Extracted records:
● ● ●
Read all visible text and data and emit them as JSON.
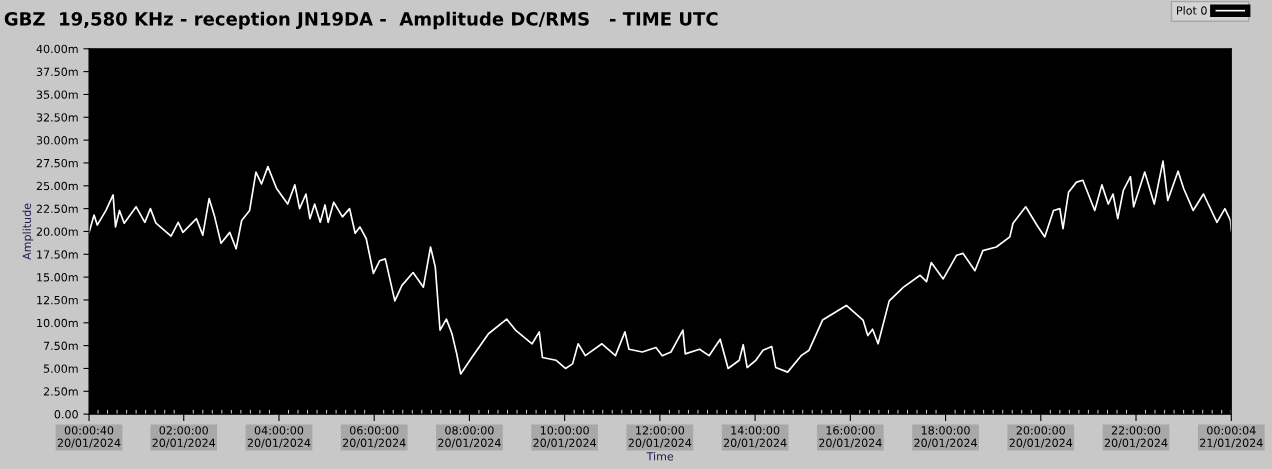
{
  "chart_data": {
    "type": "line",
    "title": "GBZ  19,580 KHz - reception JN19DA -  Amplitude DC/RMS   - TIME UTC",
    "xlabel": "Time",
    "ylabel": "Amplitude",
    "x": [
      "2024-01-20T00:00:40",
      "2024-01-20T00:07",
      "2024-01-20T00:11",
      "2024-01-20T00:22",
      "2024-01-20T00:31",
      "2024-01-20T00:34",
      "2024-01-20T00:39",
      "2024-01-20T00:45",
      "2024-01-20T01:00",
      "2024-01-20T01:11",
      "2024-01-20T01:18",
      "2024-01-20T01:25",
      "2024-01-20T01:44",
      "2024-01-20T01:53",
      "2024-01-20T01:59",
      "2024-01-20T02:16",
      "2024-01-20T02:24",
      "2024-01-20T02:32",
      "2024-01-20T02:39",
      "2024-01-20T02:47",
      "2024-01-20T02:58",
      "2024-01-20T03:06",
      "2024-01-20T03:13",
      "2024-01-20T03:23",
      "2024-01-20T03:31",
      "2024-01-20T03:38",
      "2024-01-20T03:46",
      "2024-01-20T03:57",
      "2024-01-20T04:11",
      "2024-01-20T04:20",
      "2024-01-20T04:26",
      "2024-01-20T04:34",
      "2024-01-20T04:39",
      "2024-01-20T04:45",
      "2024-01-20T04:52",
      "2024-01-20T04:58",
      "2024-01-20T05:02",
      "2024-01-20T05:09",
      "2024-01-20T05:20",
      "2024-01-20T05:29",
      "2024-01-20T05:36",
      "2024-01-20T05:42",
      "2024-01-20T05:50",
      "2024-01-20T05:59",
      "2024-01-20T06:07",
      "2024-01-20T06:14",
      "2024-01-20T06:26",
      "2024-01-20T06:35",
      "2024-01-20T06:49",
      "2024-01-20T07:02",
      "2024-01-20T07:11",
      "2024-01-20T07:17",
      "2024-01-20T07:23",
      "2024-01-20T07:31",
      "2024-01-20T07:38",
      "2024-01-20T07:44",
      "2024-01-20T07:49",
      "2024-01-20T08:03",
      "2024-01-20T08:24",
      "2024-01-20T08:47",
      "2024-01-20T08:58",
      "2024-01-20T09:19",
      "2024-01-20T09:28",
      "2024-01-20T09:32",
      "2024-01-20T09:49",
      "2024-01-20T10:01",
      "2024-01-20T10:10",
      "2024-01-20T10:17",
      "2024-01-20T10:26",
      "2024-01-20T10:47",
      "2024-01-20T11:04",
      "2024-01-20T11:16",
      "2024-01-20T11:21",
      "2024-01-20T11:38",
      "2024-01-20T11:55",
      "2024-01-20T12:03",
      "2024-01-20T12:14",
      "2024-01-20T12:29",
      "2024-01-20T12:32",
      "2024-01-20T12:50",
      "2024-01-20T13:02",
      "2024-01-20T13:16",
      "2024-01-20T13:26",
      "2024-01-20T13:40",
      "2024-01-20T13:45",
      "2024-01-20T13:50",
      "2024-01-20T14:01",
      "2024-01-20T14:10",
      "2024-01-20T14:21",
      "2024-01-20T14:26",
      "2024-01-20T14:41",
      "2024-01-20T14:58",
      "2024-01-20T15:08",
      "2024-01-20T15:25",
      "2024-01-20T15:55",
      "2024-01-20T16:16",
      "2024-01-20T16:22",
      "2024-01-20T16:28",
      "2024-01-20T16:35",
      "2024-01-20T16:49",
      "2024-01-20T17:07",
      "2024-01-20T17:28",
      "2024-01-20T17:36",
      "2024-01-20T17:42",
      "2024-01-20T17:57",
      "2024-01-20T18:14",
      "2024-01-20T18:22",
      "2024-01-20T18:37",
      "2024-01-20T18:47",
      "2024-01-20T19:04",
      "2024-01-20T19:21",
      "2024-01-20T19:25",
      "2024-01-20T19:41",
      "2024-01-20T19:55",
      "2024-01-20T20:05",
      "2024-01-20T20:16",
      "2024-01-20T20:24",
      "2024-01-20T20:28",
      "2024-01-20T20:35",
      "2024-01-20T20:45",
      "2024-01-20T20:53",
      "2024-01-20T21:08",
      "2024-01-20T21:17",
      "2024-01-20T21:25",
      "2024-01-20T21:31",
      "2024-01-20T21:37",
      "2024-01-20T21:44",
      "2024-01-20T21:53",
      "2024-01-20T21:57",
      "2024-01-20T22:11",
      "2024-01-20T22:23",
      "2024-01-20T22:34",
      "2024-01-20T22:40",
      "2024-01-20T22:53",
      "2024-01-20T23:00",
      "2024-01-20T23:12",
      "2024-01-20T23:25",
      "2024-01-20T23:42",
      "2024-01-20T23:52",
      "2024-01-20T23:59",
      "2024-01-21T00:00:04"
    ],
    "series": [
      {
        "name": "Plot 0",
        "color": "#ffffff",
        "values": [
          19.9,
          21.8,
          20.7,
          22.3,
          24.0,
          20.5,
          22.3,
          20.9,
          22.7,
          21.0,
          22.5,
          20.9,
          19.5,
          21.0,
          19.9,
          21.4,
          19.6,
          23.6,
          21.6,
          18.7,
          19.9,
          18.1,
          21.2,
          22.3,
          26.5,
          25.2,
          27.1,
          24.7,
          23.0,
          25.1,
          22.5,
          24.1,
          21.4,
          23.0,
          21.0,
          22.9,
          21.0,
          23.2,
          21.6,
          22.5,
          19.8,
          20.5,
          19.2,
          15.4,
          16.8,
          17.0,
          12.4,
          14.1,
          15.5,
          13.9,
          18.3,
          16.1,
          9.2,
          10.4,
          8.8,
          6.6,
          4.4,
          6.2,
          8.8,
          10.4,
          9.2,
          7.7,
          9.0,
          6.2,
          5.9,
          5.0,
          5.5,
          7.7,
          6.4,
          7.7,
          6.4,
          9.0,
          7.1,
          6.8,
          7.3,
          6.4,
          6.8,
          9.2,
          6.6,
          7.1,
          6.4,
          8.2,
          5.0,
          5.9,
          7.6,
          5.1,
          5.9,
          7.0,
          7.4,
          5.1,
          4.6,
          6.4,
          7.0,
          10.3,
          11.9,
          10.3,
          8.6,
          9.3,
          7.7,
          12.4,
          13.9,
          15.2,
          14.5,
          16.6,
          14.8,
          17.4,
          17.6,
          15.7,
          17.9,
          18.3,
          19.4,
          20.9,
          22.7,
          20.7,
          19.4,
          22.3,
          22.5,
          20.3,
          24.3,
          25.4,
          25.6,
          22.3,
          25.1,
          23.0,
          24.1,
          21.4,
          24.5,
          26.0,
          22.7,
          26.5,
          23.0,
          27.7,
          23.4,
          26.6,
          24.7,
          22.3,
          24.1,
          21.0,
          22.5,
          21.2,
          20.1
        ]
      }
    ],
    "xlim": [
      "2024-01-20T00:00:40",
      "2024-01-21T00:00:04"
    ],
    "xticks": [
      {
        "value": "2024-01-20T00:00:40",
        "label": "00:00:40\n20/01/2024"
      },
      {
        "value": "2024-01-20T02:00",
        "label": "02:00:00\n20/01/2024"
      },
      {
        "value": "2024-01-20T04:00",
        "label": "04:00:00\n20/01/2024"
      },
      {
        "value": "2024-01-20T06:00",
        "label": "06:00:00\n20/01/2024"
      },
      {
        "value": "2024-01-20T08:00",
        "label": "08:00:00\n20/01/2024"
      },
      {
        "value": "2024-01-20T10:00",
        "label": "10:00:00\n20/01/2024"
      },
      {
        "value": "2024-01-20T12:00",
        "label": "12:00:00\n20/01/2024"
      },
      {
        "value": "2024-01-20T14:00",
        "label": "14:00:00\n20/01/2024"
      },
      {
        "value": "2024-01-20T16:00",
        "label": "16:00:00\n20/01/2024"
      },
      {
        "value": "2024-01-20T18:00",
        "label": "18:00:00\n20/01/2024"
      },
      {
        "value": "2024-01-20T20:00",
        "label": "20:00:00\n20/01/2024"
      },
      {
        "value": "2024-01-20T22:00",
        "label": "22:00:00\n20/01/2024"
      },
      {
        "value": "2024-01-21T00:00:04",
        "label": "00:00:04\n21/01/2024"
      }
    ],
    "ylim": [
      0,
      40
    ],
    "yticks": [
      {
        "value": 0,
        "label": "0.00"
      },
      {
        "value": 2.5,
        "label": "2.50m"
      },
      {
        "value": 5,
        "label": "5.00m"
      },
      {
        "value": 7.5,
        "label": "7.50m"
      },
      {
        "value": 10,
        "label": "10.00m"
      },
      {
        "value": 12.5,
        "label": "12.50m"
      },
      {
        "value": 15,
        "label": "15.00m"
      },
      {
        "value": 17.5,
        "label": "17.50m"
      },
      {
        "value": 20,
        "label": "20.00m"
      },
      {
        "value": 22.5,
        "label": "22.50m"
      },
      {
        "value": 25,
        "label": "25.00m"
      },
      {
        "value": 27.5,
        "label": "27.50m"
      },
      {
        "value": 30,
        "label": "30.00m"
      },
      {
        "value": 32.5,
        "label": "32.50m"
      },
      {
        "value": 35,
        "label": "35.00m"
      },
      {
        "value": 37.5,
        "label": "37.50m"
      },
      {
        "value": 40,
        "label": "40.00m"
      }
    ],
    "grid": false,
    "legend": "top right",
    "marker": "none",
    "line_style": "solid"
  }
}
● ● ●
- [Written task]: Only the number should be given: how many lines of the data contain the word "Amplitude"?

- [Problem solution]: 2